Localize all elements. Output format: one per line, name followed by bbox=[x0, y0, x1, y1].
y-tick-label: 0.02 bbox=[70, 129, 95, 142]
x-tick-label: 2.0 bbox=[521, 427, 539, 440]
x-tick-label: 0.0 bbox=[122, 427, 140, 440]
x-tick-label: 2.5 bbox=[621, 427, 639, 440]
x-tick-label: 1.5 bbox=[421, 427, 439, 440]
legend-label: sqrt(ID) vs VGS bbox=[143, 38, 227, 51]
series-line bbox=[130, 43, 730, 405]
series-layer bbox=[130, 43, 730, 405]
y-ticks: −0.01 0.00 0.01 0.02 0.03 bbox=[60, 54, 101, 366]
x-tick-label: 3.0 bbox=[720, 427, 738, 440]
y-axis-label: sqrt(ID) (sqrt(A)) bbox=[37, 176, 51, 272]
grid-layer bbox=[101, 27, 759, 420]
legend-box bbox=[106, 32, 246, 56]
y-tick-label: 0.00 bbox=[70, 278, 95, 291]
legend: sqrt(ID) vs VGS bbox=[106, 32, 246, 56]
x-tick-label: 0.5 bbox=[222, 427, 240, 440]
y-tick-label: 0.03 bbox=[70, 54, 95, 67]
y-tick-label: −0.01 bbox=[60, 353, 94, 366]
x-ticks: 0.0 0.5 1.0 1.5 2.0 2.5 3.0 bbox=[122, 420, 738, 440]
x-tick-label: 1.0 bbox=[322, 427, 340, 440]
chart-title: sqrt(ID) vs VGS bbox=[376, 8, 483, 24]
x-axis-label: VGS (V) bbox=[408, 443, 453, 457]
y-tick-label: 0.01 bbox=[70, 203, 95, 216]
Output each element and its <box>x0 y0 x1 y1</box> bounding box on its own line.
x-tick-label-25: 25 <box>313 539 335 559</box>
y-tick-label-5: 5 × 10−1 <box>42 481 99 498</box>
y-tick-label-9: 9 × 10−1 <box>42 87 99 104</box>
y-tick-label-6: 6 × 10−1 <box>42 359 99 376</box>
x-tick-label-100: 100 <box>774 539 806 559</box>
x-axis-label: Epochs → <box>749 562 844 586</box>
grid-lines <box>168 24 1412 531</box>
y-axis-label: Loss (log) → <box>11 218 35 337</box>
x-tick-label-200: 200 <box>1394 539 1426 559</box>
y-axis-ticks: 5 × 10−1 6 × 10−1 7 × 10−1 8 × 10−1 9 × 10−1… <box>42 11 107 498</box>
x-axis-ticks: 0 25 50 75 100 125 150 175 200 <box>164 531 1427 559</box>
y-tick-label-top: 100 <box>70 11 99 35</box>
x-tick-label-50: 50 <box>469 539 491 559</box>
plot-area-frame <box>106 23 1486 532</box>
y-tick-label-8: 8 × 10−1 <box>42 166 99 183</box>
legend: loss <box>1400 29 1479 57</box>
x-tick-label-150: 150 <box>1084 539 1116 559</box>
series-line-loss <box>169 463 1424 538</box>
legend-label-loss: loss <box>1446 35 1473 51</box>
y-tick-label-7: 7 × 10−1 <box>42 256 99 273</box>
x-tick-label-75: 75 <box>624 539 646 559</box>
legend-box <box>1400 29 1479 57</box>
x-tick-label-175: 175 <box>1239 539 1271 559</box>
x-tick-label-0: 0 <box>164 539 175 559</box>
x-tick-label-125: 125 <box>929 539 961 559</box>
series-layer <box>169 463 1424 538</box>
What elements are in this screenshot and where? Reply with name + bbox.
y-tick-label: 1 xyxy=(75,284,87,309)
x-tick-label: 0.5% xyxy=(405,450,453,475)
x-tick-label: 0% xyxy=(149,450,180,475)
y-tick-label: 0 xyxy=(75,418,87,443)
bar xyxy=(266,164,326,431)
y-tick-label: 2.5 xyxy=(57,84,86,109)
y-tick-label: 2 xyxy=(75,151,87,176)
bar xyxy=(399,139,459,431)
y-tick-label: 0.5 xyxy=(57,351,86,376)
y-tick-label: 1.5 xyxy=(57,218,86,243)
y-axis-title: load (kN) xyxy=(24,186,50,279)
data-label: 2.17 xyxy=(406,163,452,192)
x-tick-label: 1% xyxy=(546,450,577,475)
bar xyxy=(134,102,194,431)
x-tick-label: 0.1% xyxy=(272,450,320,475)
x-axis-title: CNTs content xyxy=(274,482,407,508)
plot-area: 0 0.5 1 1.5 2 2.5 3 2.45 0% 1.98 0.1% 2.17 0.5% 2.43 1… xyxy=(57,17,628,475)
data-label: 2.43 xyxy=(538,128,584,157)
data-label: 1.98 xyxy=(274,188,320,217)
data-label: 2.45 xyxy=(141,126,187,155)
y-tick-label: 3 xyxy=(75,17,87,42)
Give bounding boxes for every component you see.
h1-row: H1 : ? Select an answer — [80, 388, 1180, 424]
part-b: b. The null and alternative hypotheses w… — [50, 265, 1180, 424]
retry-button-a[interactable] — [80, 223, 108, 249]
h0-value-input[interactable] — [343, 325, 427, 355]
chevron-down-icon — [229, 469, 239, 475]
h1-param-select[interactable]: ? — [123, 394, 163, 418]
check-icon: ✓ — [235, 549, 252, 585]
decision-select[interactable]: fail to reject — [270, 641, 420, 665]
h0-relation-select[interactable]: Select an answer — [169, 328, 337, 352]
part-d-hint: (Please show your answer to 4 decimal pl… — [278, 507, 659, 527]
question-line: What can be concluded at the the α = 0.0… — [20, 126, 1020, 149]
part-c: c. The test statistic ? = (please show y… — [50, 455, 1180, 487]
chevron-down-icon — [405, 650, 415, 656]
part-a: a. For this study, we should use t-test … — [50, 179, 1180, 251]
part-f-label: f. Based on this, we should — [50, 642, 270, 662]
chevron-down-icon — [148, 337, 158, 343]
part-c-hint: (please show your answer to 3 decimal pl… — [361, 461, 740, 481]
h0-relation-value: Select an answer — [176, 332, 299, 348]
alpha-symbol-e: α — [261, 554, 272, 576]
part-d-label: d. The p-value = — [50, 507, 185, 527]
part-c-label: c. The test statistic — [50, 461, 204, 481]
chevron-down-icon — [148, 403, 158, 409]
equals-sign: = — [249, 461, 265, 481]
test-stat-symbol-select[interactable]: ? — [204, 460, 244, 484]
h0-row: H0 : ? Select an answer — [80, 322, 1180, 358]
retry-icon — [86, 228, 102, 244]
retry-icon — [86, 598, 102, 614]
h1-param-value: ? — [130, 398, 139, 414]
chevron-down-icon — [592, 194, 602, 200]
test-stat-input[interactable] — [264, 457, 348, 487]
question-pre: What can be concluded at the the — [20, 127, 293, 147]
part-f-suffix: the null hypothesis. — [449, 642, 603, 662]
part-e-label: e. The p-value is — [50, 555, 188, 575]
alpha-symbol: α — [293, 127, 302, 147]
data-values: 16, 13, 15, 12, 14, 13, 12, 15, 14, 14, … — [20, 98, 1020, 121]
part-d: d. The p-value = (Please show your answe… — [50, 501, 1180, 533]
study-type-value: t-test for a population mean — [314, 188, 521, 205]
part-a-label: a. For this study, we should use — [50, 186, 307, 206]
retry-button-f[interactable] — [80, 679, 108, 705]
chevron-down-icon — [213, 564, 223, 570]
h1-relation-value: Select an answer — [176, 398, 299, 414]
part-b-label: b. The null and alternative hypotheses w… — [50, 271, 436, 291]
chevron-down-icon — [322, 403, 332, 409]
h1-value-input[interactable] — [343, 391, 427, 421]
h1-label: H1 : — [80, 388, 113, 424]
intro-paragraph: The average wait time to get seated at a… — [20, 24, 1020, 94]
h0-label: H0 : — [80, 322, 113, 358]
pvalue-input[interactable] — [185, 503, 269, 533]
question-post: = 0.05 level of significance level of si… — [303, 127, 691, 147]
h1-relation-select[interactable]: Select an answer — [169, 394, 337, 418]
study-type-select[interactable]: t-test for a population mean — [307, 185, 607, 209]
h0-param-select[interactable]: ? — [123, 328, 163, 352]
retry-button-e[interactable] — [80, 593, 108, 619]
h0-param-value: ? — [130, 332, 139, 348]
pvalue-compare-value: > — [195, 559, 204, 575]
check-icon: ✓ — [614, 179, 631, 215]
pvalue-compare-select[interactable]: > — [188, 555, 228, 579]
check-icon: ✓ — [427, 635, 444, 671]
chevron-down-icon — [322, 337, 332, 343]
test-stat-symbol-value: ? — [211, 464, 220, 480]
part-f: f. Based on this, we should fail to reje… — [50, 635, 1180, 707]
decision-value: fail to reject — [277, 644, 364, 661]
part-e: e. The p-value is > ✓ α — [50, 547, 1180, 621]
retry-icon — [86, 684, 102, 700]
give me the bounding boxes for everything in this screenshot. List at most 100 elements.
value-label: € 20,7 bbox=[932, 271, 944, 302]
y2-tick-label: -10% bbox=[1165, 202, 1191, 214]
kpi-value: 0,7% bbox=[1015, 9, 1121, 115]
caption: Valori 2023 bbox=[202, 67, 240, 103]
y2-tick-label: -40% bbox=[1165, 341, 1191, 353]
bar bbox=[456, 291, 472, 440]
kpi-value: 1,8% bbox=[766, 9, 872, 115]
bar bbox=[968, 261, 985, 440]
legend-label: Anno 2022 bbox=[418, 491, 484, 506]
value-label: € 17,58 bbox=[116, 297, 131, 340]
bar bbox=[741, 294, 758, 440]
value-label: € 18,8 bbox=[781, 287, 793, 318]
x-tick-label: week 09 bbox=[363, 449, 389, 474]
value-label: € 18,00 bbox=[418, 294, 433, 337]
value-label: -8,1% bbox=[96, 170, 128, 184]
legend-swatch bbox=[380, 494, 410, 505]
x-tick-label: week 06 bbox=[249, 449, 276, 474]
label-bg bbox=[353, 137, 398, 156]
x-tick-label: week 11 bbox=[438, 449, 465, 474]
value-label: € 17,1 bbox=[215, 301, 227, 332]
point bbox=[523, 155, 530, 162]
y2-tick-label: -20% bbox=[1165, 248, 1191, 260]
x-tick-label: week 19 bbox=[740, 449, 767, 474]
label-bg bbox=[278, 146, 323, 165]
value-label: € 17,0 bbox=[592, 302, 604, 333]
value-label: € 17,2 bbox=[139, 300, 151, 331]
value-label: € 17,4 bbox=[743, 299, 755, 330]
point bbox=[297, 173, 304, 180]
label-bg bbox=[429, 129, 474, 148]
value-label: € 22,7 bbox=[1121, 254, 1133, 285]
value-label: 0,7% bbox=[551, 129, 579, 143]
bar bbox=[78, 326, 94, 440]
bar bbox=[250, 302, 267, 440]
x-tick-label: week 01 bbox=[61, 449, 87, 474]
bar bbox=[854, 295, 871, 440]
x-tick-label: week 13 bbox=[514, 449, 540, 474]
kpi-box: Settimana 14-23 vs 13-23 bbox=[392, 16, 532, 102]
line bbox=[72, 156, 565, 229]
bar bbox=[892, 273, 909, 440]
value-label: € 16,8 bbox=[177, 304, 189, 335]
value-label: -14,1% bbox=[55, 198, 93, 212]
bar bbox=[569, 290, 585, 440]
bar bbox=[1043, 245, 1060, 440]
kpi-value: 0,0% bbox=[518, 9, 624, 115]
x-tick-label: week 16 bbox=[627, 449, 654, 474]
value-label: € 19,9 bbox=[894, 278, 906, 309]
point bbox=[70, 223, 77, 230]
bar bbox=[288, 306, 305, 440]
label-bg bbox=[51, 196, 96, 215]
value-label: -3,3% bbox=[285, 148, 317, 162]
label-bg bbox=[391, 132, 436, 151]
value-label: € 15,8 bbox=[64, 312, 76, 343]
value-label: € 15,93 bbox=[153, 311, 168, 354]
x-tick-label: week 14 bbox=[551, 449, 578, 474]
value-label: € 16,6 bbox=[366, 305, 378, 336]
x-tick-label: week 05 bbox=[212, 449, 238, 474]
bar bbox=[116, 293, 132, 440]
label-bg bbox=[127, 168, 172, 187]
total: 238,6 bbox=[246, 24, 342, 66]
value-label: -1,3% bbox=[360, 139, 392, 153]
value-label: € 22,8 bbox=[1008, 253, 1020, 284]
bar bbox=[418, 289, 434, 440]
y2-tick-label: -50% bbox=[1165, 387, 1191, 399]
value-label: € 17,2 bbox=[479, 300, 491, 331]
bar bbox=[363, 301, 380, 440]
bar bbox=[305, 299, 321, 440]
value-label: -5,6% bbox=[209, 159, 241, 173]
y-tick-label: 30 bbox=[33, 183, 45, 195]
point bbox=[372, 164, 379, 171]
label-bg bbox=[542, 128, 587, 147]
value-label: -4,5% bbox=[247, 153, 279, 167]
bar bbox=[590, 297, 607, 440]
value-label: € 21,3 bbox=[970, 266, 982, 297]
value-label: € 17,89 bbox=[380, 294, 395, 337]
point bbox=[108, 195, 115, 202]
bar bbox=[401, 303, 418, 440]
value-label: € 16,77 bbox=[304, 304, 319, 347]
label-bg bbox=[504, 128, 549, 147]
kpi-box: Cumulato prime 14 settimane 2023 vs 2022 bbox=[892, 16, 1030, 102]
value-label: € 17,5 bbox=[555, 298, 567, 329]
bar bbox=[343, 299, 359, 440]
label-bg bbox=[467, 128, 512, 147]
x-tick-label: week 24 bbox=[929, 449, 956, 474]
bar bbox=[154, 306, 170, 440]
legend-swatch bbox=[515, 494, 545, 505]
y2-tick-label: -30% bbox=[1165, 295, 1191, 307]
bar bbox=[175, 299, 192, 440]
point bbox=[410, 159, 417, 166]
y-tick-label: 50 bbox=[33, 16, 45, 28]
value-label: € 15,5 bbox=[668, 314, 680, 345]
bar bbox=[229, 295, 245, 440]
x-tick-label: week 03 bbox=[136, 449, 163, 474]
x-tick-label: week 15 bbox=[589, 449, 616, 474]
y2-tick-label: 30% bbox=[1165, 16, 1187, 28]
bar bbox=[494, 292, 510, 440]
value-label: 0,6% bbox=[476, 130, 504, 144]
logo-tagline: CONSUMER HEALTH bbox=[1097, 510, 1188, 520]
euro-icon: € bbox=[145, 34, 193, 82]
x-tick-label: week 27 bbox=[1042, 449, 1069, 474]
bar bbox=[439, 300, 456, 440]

Short task: Return the items word for word, starting at the very first line and ending at the line that contains "series-line bbox=[130, 43, 730, 405]", with both of those lines included.

Expected answer:
Localize all elements. Output format: one per line, name followed by bbox=[x0, y0, x1, y1].
y-tick-label: 0.02 bbox=[70, 129, 95, 142]
x-tick-label: 2.0 bbox=[521, 427, 539, 440]
x-tick-label: 0.0 bbox=[122, 427, 140, 440]
x-tick-label: 2.5 bbox=[621, 427, 639, 440]
x-tick-label: 1.5 bbox=[421, 427, 439, 440]
legend-label: sqrt(ID) vs VGS bbox=[143, 38, 227, 51]
series-line bbox=[130, 43, 730, 405]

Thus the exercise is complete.